(Task inputs)

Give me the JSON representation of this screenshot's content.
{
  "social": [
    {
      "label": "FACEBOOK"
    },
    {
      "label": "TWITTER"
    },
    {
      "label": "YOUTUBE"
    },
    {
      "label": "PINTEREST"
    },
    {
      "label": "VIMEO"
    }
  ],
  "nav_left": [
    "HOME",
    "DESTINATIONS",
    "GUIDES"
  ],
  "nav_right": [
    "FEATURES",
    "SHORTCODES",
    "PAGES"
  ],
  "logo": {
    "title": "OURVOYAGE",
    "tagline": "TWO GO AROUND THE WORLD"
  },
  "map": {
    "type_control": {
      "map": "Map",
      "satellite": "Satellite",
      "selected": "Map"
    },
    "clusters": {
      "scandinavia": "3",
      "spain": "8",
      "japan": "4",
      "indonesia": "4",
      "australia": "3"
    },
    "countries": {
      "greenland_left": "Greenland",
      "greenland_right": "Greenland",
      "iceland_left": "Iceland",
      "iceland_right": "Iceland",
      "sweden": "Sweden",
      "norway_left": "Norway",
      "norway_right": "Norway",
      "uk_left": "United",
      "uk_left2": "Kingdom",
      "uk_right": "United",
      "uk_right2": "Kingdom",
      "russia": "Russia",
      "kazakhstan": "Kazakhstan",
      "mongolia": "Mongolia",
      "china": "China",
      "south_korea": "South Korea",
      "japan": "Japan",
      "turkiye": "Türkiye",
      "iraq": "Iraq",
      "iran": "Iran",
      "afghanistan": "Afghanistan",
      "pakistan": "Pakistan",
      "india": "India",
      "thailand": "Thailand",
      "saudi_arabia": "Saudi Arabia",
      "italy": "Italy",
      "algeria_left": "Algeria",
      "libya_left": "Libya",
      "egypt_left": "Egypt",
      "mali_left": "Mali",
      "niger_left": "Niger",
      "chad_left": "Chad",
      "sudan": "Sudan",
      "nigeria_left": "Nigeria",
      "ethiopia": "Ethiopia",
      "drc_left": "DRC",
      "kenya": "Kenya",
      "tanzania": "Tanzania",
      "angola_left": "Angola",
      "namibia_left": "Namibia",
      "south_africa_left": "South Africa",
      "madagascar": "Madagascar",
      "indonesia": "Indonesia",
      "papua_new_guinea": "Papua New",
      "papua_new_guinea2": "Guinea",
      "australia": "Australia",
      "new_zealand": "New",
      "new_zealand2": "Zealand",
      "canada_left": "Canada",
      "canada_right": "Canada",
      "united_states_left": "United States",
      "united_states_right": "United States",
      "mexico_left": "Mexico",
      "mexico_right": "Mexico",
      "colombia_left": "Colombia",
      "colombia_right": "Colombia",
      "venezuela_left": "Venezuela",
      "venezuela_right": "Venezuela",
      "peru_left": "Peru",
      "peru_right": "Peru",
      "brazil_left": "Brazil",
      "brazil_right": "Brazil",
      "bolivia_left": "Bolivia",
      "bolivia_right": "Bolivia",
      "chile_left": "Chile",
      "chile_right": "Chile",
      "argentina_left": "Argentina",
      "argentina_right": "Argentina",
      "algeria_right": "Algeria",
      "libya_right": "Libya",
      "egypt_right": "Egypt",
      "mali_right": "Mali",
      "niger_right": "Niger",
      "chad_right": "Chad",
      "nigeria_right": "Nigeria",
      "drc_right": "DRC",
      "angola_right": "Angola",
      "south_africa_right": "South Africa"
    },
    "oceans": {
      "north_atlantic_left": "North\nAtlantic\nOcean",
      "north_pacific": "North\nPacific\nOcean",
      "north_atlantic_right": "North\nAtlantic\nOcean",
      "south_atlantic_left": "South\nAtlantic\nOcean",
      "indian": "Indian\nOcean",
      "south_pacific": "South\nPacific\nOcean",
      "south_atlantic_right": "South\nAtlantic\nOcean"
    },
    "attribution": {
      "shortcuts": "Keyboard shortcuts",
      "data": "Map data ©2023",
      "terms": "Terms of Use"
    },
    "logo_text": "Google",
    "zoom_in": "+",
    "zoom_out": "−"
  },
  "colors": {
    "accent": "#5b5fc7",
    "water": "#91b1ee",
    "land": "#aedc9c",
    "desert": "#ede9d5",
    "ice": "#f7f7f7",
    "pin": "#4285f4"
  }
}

(Exercise goal) Every entry in the listing must be retyped exactly.

(Correct response)
Give me the JSON representation of this screenshot's content.
{
  "social": [
    {
      "label": "FACEBOOK"
    },
    {
      "label": "TWITTER"
    },
    {
      "label": "YOUTUBE"
    },
    {
      "label": "PINTEREST"
    },
    {
      "label": "VIMEO"
    }
  ],
  "nav_left": [
    "HOME",
    "DESTINATIONS",
    "GUIDES"
  ],
  "nav_right": [
    "FEATURES",
    "SHORTCODES",
    "PAGES"
  ],
  "logo": {
    "title": "OURVOYAGE",
    "tagline": "TWO GO AROUND THE WORLD"
  },
  "map": {
    "type_control": {
      "map": "Map",
      "satellite": "Satellite",
      "selected": "Map"
    },
    "clusters": {
      "scandinavia": "3",
      "spain": "8",
      "japan": "4",
      "indonesia": "4",
      "australia": "3"
    },
    "countries": {
      "greenland_left": "Greenland",
      "greenland_right": "Greenland",
      "iceland_left": "Iceland",
      "iceland_right": "Iceland",
      "sweden": "Sweden",
      "norway_left": "Norway",
      "norway_right": "Norway",
      "uk_left": "United",
      "uk_left2": "Kingdom",
      "uk_right": "United",
      "uk_right2": "Kingdom",
      "russia": "Russia",
      "kazakhstan": "Kazakhstan",
      "mongolia": "Mongolia",
      "china": "China",
      "south_korea": "South Korea",
      "japan": "Japan",
      "turkiye": "Türkiye",
      "iraq": "Iraq",
      "iran": "Iran",
      "afghanistan": "Afghanistan",
      "pakistan": "Pakistan",
      "india": "India",
      "thailand": "Thailand",
      "saudi_arabia": "Saudi Arabia",
      "italy": "Italy",
      "algeria_left": "Algeria",
      "libya_left": "Libya",
      "egypt_left": "Egypt",
      "mali_left": "Mali",
      "niger_left": "Niger",
      "chad_left": "Chad",
      "sudan": "Sudan",
      "nigeria_left": "Nigeria",
      "ethiopia": "Ethiopia",
      "drc_left": "DRC",
      "kenya": "Kenya",
      "tanzania": "Tanzania",
      "angola_left": "Angola",
      "namibia_left": "Namibia",
      "south_africa_left": "South Africa",
      "madagascar": "Madagascar",
      "indonesia": "Indonesia",
      "papua_new_guinea": "Papua New",
      "papua_new_guinea2": "Guinea",
      "australia": "Australia",
      "new_zealand": "New",
      "new_zealand2": "Zealand",
      "canada_left": "Canada",
      "canada_right": "Canada",
      "united_states_left": "United States",
      "united_states_right": "United States",
      "mexico_left": "Mexico",
      "mexico_right": "Mexico",
      "colombia_left": "Colombia",
      "colombia_right": "Colombia",
      "venezuela_left": "Venezuela",
      "venezuela_right": "Venezuela",
      "peru_left": "Peru",
      "peru_right": "Peru",
      "brazil_left": "Brazil",
      "brazil_right": "Brazil",
      "bolivia_left": "Bolivia",
      "bolivia_right": "Bolivia",
      "chile_left": "Chile",
      "chile_right": "Chile",
      "argentina_left": "Argentina",
      "argentina_right": "Argentina",
      "algeria_right": "Algeria",
      "libya_right": "Libya",
      "egypt_right": "Egypt",
      "mali_right": "Mali",
      "niger_right": "Niger",
      "chad_right": "Chad",
      "nigeria_right": "Nigeria",
      "drc_right": "DRC",
      "angola_right": "Angola",
      "south_africa_right": "South Africa"
    },
    "oceans": {
      "north_atlantic_left": "North\nAtlantic\nOcean",
      "north_pacific": "North\nPacific\nOcean",
      "north_atlantic_right": "North\nAtlantic\nOcean",
      "south_atlantic_left": "South\nAtlantic\nOcean",
      "indian": "Indian\nOcean",
      "south_pacific": "South\nPacific\nOcean",
      "south_atlantic_right": "South\nAtlantic\nOcean"
    },
    "attribution": {
      "shortcuts": "Keyboard shortcuts",
      "data": "Map data ©2023",
      "terms": "Terms of Use"
    },
    "logo_text": "Google",
    "zoom_in": "+",
    "zoom_out": "−"
  },
  "colors": {
    "accent": "#5b5fc7",
    "water": "#91b1ee",
    "land": "#aedc9c",
    "desert": "#ede9d5",
    "ice": "#f7f7f7",
    "pin": "#4285f4"
  }
}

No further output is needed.